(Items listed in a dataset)
□ □ □ □
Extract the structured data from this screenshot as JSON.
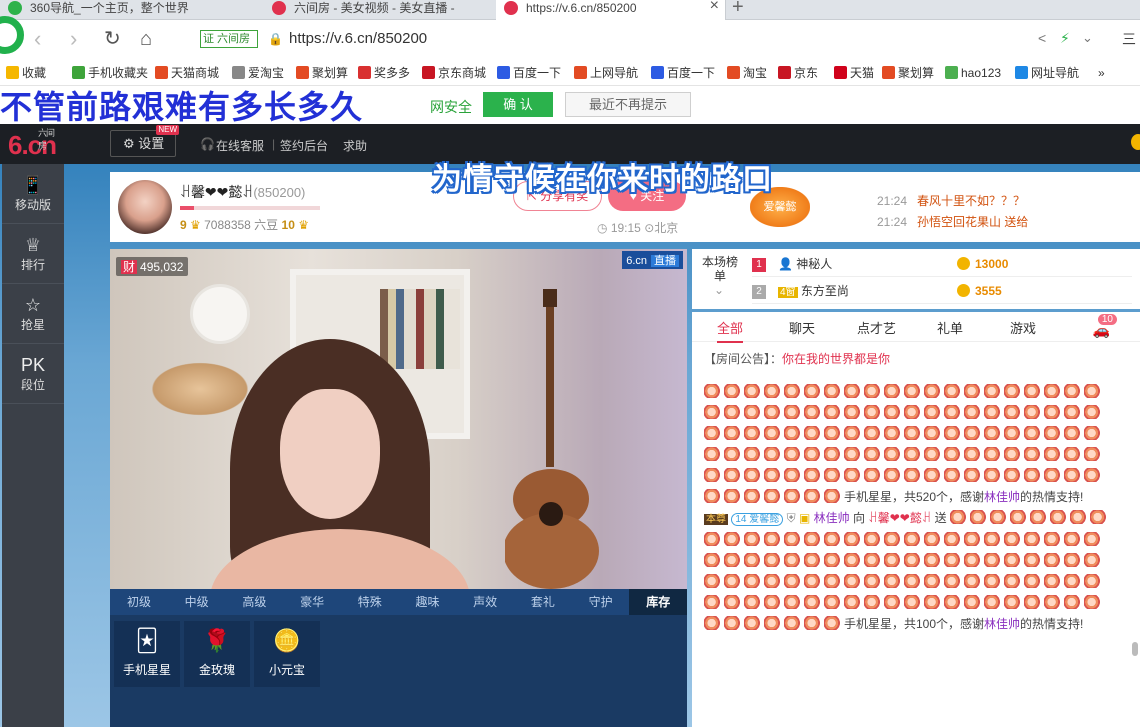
{
  "browser": {
    "tabs": [
      {
        "title": "360导航_一个主页，整个世界",
        "active": false
      },
      {
        "title": "六间房 - 美女视频 - 美女直播 - ",
        "active": false
      },
      {
        "title": "https://v.6.cn/850200",
        "active": true
      }
    ],
    "cert_label": "证 六间房",
    "url": "https://v.6.cn/850200",
    "right_menu": "三",
    "bookmarks": [
      "收藏",
      "手机收藏夹",
      "天猫商城",
      "爱淘宝",
      "聚划算",
      "奖多多",
      "京东商城",
      "百度一下",
      "上网导航",
      "百度一下",
      "淘宝",
      "京东",
      "天猫",
      "聚划算",
      "hao123",
      "网址导航"
    ],
    "bookmarks_more": "»",
    "security_msg": "网安全",
    "ok_label": "确 认",
    "dismiss_label": "最近不再提示"
  },
  "subtitles": {
    "line1": "不管前路艰难有多长多久",
    "line2": "为情守候在你来时的路口"
  },
  "site": {
    "logo_text": "6.cn",
    "logo_small": "六间房",
    "settings_label": "设置",
    "new_tag": "NEW",
    "nav_links": [
      "在线客服",
      "签约后台",
      "求助"
    ],
    "sidebar": [
      {
        "icon": "mobile-icon",
        "label": "移动版",
        "glyph": "📱"
      },
      {
        "icon": "crown-icon",
        "label": "排行",
        "glyph": "♕"
      },
      {
        "icon": "star-icon",
        "label": "抢星",
        "glyph": "☆"
      },
      {
        "icon": "pk-icon",
        "label": "段位",
        "glyph": "PK"
      }
    ]
  },
  "host": {
    "name": "ꃅ馨❤❤懿ꃅ",
    "room_id": "(850200)",
    "level1": "9",
    "beans": "7088358 六豆",
    "level2": "10",
    "progress": 0.1,
    "share_label": "分享有奖",
    "follow_label": "关注",
    "time": "19:15",
    "location": "北京",
    "badge": "爱馨懿"
  },
  "top_chat": [
    {
      "time": "21:24",
      "text": "春风十里不如？？？"
    },
    {
      "time": "21:24",
      "text": "孙悟空回花果山 送给"
    }
  ],
  "video": {
    "viewer_label": "财",
    "viewers": "495,032",
    "logo": "6.cn",
    "live": "直播"
  },
  "gift_tabs": [
    "初级",
    "中级",
    "高级",
    "豪华",
    "特殊",
    "趣味",
    "声效",
    "套礼",
    "守护",
    "库存"
  ],
  "gift_active": "库存",
  "gifts": [
    {
      "icon": "phone-star-icon",
      "glyph": "🃏",
      "label": "手机星星"
    },
    {
      "icon": "gold-rose-icon",
      "glyph": "🌹",
      "label": "金玫瑰"
    },
    {
      "icon": "ingot-icon",
      "glyph": "🪙",
      "label": "小元宝"
    }
  ],
  "ranking": {
    "title": "本场榜单",
    "rows": [
      {
        "rank": "1",
        "name": "神秘人",
        "coins": "13000",
        "color": "#e0314e"
      },
      {
        "rank": "2",
        "name": "东方至尚",
        "coins": "3555",
        "color": "#aaaaaa"
      }
    ]
  },
  "chat_tabs": [
    "全部",
    "聊天",
    "点才艺",
    "礼单",
    "游戏"
  ],
  "chat_badge": "10",
  "notice_prefix": "【房间公告】：",
  "notice_text": "你在我的世界都是你",
  "messages": [
    {
      "gift_count": 107,
      "text": "手机星星，共520个，感谢",
      "user": "林佳帅",
      "suffix": "的热情支持!"
    },
    {
      "gift_count": 87,
      "text": "手机星星，共100个，感谢",
      "user": "林佳帅",
      "suffix": "的热情支持!"
    }
  ],
  "send_line": {
    "from": "林佳帅",
    "to_word": "向",
    "to": "ꃅ馨❤❤懿ꃅ",
    "verb": "送"
  }
}
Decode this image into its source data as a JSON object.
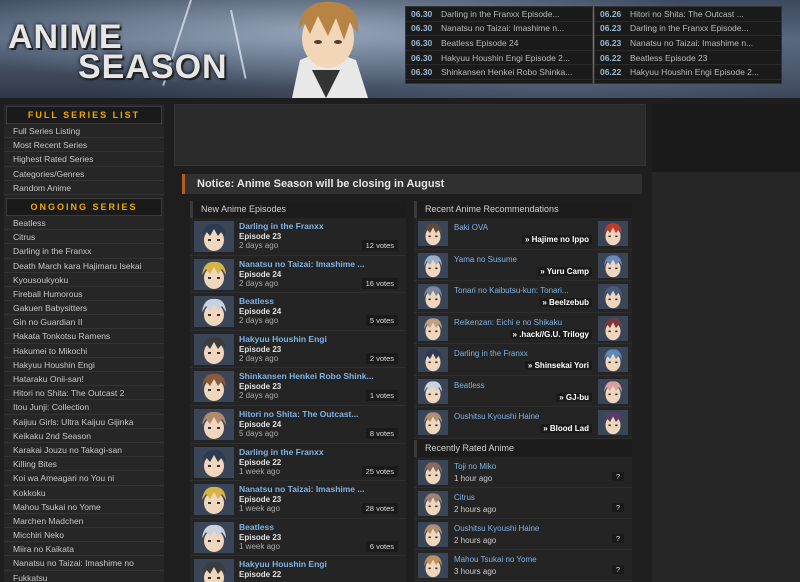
{
  "logo": {
    "line1": "ANIME",
    "line2": "SEASON"
  },
  "updates_left": [
    {
      "date": "06.30",
      "title": "Darling in the Franxx Episode..."
    },
    {
      "date": "06.30",
      "title": "Nanatsu no Taizai: Imashime n..."
    },
    {
      "date": "06.30",
      "title": "Beatless Episode 24"
    },
    {
      "date": "06.30",
      "title": "Hakyuu Houshin Engi Episode 2..."
    },
    {
      "date": "06.30",
      "title": "Shinkansen Henkei Robo Shinka..."
    }
  ],
  "updates_right": [
    {
      "date": "06.26",
      "title": "Hitori no Shita: The Outcast ..."
    },
    {
      "date": "06.23",
      "title": "Darling in the Franxx Episode..."
    },
    {
      "date": "06.23",
      "title": "Nanatsu no Taizai: Imashime n..."
    },
    {
      "date": "06.22",
      "title": "Beatless Episode 23"
    },
    {
      "date": "06.22",
      "title": "Hakyuu Houshin Engi Episode 2..."
    }
  ],
  "sidebar": {
    "full_heading": "FULL SERIES LIST",
    "full_items": [
      "Full Series Listing",
      "Most Recent Series",
      "Highest Rated Series",
      "Categories/Genres",
      "Random Anime"
    ],
    "ongoing_heading": "ONGOING SERIES",
    "ongoing_items": [
      "Beatless",
      "Citrus",
      "Darling in the Franxx",
      "Death March kara Hajimaru Isekai",
      "Kyousoukyoku",
      "Fireball Humorous",
      "Gakuen Babysitters",
      "Gin no Guardian II",
      "Hakata Tonkotsu Ramens",
      "Hakumei to Mikochi",
      "Hakyuu Houshin Engi",
      "Hataraku Onii-san!",
      "Hitori no Shita: The Outcast 2",
      "Itou Junji: Collection",
      "Kaijuu Girls: Ultra Kaijuu Gijinka",
      "Keikaku 2nd Season",
      "Karakai Jouzu no Takagi-san",
      "Killing Bites",
      "Koi wa Ameagari no You ni",
      "Kokkoku",
      "Mahou Tsukai no Yome",
      "Marchen Madchen",
      "Micchiri Neko",
      "Miira no Kaikata",
      "Nanatsu no Taizai: Imashime no",
      "Fukkatsu"
    ]
  },
  "notice": "Notice: Anime Season will be closing in August",
  "new_episodes": {
    "heading": "New Anime Episodes",
    "items": [
      {
        "title": "Darling in the Franxx",
        "episode": "Episode 23",
        "ago": "2 days ago",
        "votes": "12 votes",
        "color": "#2c3a52"
      },
      {
        "title": "Nanatsu no Taizai: Imashime ...",
        "episode": "Episode 24",
        "ago": "2 days ago",
        "votes": "16 votes",
        "color": "#d6b445"
      },
      {
        "title": "Beatless",
        "episode": "Episode 24",
        "ago": "2 days ago",
        "votes": "5 votes",
        "color": "#c8d2e0"
      },
      {
        "title": "Hakyuu Houshin Engi",
        "episode": "Episode 23",
        "ago": "2 days ago",
        "votes": "2 votes",
        "color": "#3c3c3c"
      },
      {
        "title": "Shinkansen Henkei Robo Shink...",
        "episode": "Episode 23",
        "ago": "2 days ago",
        "votes": "1 votes",
        "color": "#8a5a3a"
      },
      {
        "title": "Hitori no Shita: The Outcast...",
        "episode": "Episode 24",
        "ago": "5 days ago",
        "votes": "8 votes",
        "color": "#b08a6a"
      },
      {
        "title": "Darling in the Franxx",
        "episode": "Episode 22",
        "ago": "1 week ago",
        "votes": "25 votes",
        "color": "#2c3a52"
      },
      {
        "title": "Nanatsu no Taizai: Imashime ...",
        "episode": "Episode 23",
        "ago": "1 week ago",
        "votes": "28 votes",
        "color": "#d6b445"
      },
      {
        "title": "Beatless",
        "episode": "Episode 23",
        "ago": "1 week ago",
        "votes": "6 votes",
        "color": "#c8d2e0"
      },
      {
        "title": "Hakyuu Houshin Engi",
        "episode": "Episode 22",
        "ago": "",
        "votes": "",
        "color": "#3c3c3c"
      }
    ]
  },
  "recommendations": {
    "heading": "Recent Anime Recommendations",
    "items": [
      {
        "left": "Baki OVA",
        "right": "» Hajime no Ippo",
        "c1": "#5a4a3a",
        "c2": "#c23a2a"
      },
      {
        "left": "Yama no Susume",
        "right": "» Yuru Camp",
        "c1": "#9ab0c8",
        "c2": "#6a8ab8"
      },
      {
        "left": "Tonari no Kaibutsu-kun: Tonari...",
        "right": "» Beelzebub",
        "c1": "#7a8a9a",
        "c2": "#4a5a7a"
      },
      {
        "left": "Reikenzan: Eichi e no Shikaku",
        "right": "» .hack//G.U. Trilogy",
        "c1": "#c0a080",
        "c2": "#7a3a3a"
      },
      {
        "left": "Darling in the Franxx",
        "right": "» Shinsekai Yori",
        "c1": "#2c3a52",
        "c2": "#5a8ab8"
      },
      {
        "left": "Beatless",
        "right": "» GJ-bu",
        "c1": "#c8d2e0",
        "c2": "#d8a0a0"
      },
      {
        "left": "Oushitsu Kyoushi Haine",
        "right": "» Blood Lad",
        "c1": "#b09070",
        "c2": "#5a3a6a"
      }
    ]
  },
  "recently_rated": {
    "heading": "Recently Rated Anime",
    "items": [
      {
        "name": "Toji no Miko",
        "ago": "1 hour ago",
        "mark": "?",
        "color": "#8a6a5a"
      },
      {
        "name": "Citrus",
        "ago": "2 hours ago",
        "mark": "?",
        "color": "#a08070"
      },
      {
        "name": "Oushitsu Kyoushi Haine",
        "ago": "2 hours ago",
        "mark": "?",
        "color": "#b09070"
      },
      {
        "name": "Mahou Tsukai no Yome",
        "ago": "3 hours ago",
        "mark": "?",
        "color": "#c09060"
      }
    ]
  }
}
□ □ □ □
AIM — Copy out the lines in which the string "Oushitsu" appears.

FULL OUTPUT —
        "left": "Oushitsu Kyoushi Haine",
        "name": "Oushitsu Kyoushi Haine",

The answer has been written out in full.